▶ Given instruction:
Assemble all lines in which the string "pulvérisation" appears.

▶ Data section:
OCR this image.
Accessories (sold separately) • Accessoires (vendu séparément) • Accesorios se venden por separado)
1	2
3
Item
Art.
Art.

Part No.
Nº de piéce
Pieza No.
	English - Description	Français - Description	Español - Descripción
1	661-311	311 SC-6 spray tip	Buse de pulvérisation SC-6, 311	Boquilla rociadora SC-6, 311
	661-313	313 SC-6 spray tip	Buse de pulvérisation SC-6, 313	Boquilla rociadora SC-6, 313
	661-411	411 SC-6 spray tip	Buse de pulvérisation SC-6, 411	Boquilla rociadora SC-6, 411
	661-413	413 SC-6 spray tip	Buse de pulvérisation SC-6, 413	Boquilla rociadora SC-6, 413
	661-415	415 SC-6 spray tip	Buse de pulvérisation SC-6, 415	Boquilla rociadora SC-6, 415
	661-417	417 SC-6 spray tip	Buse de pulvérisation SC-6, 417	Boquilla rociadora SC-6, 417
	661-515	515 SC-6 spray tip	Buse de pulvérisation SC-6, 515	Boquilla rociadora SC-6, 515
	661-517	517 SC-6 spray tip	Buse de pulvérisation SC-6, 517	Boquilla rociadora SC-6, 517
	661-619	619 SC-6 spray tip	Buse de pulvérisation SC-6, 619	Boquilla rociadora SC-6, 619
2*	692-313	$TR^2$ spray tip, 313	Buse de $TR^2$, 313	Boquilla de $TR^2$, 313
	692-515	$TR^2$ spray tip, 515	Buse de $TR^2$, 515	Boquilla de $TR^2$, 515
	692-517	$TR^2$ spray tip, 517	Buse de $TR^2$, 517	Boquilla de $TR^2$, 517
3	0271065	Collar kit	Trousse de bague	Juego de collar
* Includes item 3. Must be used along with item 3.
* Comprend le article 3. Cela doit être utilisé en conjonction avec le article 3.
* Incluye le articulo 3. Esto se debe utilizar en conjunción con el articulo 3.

▶ Solution for this exercise:
1	661-311	311 SC-6 spray tip	Buse de pulvérisation SC-6, 311	Boquilla rociadora SC-6, 311
	661-313	313 SC-6 spray tip	Buse de pulvérisation SC-6, 313	Boquilla rociadora SC-6, 313
	661-411	411 SC-6 spray tip	Buse de pulvérisation SC-6, 411	Boquilla rociadora SC-6, 411
	661-413	413 SC-6 spray tip	Buse de pulvérisation SC-6, 413	Boquilla rociadora SC-6, 413
	661-415	415 SC-6 spray tip	Buse de pulvérisation SC-6, 415	Boquilla rociadora SC-6, 415
	661-417	417 SC-6 spray tip	Buse de pulvérisation SC-6, 417	Boquilla rociadora SC-6, 417
	661-515	515 SC-6 spray tip	Buse de pulvérisation SC-6, 515	Boquilla rociadora SC-6, 515
	661-517	517 SC-6 spray tip	Buse de pulvérisation SC-6, 517	Boquilla rociadora SC-6, 517
	661-619	619 SC-6 spray tip	Buse de pulvérisation SC-6, 619	Boquilla rociadora SC-6, 619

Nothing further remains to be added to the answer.